In the data, extract each line that holds the string "istruttore".

_ _ _ _ _

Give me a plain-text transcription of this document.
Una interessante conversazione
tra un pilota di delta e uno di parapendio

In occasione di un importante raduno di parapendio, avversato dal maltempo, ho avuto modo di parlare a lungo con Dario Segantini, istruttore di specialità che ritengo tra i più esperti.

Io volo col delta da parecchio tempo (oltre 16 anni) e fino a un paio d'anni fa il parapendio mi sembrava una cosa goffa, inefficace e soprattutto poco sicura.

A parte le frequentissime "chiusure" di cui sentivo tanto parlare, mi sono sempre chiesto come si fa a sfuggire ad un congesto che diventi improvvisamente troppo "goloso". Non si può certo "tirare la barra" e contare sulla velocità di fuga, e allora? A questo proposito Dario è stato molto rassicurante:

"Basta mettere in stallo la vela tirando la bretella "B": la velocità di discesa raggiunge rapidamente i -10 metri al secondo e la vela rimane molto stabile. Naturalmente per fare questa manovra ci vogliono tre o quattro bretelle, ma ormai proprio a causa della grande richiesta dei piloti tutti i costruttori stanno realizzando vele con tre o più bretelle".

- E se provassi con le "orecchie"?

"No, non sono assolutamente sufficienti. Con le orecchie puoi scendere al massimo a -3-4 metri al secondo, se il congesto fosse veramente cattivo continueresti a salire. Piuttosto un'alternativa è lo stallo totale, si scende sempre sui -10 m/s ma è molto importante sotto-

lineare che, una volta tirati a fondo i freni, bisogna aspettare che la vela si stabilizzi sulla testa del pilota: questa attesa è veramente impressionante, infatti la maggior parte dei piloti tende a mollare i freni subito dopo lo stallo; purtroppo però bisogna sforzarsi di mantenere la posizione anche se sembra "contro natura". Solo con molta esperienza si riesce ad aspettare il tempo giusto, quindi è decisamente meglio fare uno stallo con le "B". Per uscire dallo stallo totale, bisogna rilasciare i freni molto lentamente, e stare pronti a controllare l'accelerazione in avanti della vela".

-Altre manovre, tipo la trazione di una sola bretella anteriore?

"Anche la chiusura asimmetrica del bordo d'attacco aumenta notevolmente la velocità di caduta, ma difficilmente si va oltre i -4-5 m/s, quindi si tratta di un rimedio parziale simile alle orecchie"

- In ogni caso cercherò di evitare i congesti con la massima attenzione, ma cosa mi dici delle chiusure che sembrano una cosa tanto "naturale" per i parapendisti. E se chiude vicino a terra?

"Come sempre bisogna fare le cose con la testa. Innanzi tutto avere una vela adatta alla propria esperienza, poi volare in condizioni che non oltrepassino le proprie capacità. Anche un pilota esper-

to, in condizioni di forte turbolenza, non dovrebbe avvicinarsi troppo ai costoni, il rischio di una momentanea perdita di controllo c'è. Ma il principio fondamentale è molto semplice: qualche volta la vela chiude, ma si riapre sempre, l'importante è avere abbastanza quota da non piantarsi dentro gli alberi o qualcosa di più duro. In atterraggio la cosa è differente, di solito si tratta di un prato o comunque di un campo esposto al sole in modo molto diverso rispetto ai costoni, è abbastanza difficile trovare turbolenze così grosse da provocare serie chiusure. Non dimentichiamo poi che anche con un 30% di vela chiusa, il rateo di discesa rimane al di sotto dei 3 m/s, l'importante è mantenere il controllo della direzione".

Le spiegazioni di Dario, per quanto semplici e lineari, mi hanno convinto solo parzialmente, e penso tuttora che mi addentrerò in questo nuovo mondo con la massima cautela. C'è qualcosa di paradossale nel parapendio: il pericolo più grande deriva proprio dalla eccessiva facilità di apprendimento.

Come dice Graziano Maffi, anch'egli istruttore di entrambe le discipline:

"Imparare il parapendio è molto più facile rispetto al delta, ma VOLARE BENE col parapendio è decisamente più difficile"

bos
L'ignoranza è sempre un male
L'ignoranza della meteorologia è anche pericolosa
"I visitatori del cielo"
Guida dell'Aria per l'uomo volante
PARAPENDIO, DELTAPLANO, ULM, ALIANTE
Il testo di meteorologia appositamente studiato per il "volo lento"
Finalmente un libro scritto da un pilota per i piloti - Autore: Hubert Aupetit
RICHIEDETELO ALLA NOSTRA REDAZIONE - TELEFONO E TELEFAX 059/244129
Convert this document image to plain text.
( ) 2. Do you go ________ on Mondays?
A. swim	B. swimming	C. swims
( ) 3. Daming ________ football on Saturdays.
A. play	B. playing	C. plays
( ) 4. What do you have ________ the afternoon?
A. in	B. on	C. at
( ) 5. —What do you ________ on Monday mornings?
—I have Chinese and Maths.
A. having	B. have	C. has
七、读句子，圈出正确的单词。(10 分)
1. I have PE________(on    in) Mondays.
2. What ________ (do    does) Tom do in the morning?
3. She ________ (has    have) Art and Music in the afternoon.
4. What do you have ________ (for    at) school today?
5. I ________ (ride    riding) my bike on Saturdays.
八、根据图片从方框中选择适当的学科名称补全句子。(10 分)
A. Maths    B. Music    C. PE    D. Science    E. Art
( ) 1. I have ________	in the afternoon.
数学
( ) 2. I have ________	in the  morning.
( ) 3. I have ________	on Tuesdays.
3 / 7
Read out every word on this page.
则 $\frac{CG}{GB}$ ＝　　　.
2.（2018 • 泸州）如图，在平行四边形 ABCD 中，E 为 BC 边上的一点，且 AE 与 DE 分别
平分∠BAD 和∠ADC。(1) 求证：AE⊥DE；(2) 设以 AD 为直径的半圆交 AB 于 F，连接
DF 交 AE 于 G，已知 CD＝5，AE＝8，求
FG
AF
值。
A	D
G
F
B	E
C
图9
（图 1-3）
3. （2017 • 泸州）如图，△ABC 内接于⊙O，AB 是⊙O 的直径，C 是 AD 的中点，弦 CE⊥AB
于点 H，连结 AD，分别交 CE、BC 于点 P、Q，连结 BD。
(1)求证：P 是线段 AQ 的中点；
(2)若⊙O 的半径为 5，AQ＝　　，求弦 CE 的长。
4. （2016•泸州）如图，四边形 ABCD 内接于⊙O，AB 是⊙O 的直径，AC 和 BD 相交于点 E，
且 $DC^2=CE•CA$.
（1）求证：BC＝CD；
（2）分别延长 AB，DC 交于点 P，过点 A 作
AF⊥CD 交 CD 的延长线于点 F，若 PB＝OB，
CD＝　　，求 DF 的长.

_ _ _ _ _

(Reply to the task)
In occasione di un importante raduno di parapendio, avversato dal maltempo, ho avuto modo di parlare a lungo con Dario Segantini, istruttore di specialità che ritengo tra i più esperti.
Come dice Graziano Maffi, anch'egli istruttore di entrambe le discipline:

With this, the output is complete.